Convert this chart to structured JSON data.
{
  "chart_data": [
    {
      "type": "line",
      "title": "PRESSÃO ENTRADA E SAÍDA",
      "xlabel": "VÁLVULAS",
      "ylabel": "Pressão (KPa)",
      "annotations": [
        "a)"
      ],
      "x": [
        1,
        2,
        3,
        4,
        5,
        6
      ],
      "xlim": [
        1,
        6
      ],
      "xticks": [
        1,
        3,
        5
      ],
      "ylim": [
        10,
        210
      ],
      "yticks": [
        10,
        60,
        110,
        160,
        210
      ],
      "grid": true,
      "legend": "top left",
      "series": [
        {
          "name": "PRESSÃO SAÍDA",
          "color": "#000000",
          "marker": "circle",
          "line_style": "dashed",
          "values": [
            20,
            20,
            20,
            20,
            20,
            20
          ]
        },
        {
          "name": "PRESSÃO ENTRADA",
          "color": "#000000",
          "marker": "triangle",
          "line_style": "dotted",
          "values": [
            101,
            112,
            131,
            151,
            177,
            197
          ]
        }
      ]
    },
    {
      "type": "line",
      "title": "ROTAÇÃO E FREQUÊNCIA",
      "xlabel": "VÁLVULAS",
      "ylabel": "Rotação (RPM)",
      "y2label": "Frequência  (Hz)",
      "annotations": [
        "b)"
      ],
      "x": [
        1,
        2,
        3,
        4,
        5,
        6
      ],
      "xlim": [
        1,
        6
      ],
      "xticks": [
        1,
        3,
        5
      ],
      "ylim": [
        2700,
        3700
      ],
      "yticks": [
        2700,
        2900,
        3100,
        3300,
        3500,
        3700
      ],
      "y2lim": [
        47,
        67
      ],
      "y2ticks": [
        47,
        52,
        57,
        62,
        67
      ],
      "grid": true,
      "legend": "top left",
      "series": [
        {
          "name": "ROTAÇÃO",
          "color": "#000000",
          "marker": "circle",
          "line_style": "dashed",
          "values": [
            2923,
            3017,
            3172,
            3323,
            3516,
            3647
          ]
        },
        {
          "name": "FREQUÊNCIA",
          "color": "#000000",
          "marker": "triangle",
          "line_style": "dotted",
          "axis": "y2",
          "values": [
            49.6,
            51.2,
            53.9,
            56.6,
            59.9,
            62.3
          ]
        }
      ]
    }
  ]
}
• • • •
_TASK BRIEF_
Search the entries for "SAÍDA" and copy out each line that has it.

_SOLUTION TO THIS EXERCISE_
      "title": "PRESSÃO ENTRADA E SAÍDA",
          "name": "PRESSÃO SAÍDA",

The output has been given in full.